Element location listings
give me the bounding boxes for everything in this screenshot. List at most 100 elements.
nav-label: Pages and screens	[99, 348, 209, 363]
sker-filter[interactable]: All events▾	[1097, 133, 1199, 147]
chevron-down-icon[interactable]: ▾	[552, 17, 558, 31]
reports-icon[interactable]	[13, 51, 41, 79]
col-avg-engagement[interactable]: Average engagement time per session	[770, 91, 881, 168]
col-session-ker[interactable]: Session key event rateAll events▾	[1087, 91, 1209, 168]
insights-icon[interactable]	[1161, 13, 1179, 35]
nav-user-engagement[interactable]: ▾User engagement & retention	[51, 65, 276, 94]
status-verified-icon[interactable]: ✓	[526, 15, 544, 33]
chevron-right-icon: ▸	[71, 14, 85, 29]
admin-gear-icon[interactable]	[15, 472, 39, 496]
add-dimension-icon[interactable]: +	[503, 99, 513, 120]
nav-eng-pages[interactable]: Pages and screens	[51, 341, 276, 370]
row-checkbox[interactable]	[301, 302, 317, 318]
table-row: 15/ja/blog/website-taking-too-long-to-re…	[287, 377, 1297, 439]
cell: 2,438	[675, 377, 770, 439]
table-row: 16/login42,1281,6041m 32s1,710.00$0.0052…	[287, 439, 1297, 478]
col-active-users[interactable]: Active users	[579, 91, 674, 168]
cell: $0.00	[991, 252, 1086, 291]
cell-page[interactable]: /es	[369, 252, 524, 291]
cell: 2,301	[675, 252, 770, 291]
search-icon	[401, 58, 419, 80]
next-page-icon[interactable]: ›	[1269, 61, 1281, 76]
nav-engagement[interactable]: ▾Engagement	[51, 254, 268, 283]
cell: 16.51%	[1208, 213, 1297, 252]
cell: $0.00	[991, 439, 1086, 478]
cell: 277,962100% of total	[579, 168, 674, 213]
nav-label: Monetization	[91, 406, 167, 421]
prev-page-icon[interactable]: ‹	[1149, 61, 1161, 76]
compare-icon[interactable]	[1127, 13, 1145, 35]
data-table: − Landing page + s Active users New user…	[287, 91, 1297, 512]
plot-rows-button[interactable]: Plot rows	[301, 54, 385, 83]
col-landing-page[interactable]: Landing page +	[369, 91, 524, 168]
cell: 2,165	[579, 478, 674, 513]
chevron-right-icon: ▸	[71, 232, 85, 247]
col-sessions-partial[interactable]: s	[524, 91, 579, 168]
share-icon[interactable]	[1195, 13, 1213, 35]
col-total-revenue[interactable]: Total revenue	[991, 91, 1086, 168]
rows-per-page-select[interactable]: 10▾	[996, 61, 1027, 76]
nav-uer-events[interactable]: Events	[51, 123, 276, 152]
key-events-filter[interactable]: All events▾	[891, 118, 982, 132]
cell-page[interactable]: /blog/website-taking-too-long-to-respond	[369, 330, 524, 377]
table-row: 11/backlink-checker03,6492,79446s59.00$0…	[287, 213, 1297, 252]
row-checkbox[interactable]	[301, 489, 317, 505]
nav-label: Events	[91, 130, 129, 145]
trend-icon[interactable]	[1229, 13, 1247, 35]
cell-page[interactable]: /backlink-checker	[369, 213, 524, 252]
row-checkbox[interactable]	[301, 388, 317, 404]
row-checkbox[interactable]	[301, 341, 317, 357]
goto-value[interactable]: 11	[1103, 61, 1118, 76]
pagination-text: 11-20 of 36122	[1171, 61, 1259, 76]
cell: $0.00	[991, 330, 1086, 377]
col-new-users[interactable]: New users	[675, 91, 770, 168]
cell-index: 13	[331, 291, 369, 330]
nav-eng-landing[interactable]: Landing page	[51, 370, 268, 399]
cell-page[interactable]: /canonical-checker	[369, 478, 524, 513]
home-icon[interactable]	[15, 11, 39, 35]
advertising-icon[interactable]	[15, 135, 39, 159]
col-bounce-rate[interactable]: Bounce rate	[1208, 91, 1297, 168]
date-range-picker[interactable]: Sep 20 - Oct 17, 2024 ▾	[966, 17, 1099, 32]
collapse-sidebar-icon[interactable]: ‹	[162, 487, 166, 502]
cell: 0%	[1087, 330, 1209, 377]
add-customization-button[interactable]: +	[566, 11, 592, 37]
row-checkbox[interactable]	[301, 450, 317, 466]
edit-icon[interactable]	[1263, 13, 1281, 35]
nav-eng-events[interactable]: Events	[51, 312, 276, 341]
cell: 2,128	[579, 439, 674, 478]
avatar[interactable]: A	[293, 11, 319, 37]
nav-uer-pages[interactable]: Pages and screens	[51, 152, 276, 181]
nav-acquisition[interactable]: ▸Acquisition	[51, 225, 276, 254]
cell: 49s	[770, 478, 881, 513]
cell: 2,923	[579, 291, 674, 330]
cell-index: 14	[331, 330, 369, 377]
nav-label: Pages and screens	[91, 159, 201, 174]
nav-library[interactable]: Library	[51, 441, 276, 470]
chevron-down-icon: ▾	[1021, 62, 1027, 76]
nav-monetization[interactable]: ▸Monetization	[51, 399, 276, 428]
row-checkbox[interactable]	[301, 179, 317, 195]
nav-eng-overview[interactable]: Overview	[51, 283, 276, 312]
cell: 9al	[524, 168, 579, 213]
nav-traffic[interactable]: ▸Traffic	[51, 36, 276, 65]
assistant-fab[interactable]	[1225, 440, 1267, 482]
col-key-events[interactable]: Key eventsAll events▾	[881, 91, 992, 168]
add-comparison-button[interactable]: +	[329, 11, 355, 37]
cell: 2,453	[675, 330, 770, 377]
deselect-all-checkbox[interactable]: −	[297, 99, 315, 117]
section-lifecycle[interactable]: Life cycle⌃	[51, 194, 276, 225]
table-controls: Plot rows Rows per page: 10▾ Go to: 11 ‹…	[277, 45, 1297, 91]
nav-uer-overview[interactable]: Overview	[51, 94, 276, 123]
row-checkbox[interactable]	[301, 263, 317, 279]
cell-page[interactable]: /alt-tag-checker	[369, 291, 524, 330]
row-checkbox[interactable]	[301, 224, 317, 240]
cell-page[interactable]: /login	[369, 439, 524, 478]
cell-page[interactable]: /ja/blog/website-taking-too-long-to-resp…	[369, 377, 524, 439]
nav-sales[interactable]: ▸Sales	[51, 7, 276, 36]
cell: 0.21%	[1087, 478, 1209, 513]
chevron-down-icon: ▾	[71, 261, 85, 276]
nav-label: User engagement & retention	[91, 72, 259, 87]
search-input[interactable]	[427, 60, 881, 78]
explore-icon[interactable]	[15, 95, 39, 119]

__TASK TO COMPLETE__. Show each line from the entries above that contains the word "right". Case counts.

__ANSWER FOR THE TASK__.
chevron-right-icon: ▸	[71, 14, 85, 29]
chevron-right-icon: ▸	[71, 232, 85, 247]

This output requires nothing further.